__Job__
What follows is a block of records; restate each one word for word.
══════════
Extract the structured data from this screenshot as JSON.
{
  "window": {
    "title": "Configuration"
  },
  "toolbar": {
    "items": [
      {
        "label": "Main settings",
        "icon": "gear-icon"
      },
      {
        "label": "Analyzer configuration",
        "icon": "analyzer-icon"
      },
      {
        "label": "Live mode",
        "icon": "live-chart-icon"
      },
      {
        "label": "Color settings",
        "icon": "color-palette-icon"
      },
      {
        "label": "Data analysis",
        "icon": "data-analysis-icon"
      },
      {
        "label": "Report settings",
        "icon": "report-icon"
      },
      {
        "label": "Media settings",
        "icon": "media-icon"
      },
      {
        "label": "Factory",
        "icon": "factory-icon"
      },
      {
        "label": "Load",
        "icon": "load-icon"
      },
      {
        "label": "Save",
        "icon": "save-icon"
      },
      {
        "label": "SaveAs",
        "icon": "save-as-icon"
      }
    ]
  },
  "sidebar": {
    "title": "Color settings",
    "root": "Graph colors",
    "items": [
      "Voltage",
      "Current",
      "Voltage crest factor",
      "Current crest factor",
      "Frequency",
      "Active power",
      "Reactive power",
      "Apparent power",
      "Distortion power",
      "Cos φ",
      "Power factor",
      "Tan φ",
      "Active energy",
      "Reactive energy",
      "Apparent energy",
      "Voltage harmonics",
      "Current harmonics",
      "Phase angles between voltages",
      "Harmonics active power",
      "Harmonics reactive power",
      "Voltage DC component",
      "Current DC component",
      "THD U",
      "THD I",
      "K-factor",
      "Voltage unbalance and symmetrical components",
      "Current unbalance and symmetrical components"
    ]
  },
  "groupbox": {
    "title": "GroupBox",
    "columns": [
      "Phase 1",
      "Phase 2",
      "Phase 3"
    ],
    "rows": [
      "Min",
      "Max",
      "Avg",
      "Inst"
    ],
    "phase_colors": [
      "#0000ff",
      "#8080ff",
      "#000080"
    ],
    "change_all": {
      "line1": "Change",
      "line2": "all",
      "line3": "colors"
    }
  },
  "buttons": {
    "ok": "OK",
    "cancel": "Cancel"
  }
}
══════════
__The result__
Extract the structured data from this screenshot as JSON.
{
  "window": {
    "title": "Configuration"
  },
  "toolbar": {
    "items": [
      {
        "label": "Main settings",
        "icon": "gear-icon"
      },
      {
        "label": "Analyzer configuration",
        "icon": "analyzer-icon"
      },
      {
        "label": "Live mode",
        "icon": "live-chart-icon"
      },
      {
        "label": "Color settings",
        "icon": "color-palette-icon"
      },
      {
        "label": "Data analysis",
        "icon": "data-analysis-icon"
      },
      {
        "label": "Report settings",
        "icon": "report-icon"
      },
      {
        "label": "Media settings",
        "icon": "media-icon"
      },
      {
        "label": "Factory",
        "icon": "factory-icon"
      },
      {
        "label": "Load",
        "icon": "load-icon"
      },
      {
        "label": "Save",
        "icon": "save-icon"
      },
      {
        "label": "SaveAs",
        "icon": "save-as-icon"
      }
    ]
  },
  "sidebar": {
    "title": "Color settings",
    "root": "Graph colors",
    "items": [
      "Voltage",
      "Current",
      "Voltage crest factor",
      "Current crest factor",
      "Frequency",
      "Active power",
      "Reactive power",
      "Apparent power",
      "Distortion power",
      "Cos φ",
      "Power factor",
      "Tan φ",
      "Active energy",
      "Reactive energy",
      "Apparent energy",
      "Voltage harmonics",
      "Current harmonics",
      "Phase angles between voltages",
      "Harmonics active power",
      "Harmonics reactive power",
      "Voltage DC component",
      "Current DC component",
      "THD U",
      "THD I",
      "K-factor",
      "Voltage unbalance and symmetrical components",
      "Current unbalance and symmetrical components"
    ]
  },
  "groupbox": {
    "title": "GroupBox",
    "columns": [
      "Phase 1",
      "Phase 2",
      "Phase 3"
    ],
    "rows": [
      "Min",
      "Max",
      "Avg",
      "Inst"
    ],
    "phase_colors": [
      "#0000ff",
      "#8080ff",
      "#000080"
    ],
    "change_all": {
      "line1": "Change",
      "line2": "all",
      "line3": "colors"
    }
  },
  "buttons": {
    "ok": "OK",
    "cancel": "Cancel"
  }
}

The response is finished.